Dataset rows:
** start **
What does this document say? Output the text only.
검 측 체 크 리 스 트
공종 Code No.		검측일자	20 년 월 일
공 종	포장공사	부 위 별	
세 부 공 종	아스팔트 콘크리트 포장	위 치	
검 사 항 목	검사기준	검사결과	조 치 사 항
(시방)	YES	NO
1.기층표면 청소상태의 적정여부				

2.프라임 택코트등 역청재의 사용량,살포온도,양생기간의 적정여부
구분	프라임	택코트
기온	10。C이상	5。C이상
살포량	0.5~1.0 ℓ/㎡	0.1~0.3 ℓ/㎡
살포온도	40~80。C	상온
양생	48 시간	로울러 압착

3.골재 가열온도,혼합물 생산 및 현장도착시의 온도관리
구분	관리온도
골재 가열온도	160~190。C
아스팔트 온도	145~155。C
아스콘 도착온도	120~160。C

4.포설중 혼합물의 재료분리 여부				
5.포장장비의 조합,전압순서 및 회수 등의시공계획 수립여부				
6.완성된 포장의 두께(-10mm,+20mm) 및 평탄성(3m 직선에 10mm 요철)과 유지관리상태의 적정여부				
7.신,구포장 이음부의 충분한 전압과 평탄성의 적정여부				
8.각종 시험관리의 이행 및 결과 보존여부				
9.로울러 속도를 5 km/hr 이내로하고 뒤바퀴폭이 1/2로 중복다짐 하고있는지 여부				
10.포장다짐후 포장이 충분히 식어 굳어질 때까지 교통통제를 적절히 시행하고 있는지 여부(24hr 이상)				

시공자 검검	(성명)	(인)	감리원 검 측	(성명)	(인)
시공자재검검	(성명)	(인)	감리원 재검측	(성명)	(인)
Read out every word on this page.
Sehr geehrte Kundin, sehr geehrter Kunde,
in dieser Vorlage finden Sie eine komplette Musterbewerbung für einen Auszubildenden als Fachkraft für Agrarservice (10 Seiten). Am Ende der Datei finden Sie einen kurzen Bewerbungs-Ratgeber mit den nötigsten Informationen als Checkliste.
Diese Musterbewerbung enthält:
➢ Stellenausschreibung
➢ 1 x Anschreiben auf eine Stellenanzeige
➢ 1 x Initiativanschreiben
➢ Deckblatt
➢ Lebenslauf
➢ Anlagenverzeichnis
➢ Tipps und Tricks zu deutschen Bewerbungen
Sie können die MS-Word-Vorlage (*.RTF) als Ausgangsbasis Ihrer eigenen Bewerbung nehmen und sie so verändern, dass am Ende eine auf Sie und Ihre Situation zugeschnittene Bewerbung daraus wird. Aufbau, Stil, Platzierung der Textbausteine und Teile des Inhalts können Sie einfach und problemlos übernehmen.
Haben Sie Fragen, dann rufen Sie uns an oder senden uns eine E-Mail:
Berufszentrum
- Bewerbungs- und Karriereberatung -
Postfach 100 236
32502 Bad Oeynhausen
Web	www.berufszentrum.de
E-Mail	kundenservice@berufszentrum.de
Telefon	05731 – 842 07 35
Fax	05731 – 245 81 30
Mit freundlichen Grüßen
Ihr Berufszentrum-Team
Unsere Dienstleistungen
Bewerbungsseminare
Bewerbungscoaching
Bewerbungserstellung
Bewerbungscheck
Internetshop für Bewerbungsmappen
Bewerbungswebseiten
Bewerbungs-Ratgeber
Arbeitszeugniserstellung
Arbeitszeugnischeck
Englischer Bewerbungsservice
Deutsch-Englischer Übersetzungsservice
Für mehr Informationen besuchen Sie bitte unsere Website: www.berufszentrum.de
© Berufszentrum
** end **
EXERCISE OBJECTIVE>
Among the lines of the records above, count those holding the string "살포온도", and report only the number.

FINISHED ANSWER>
2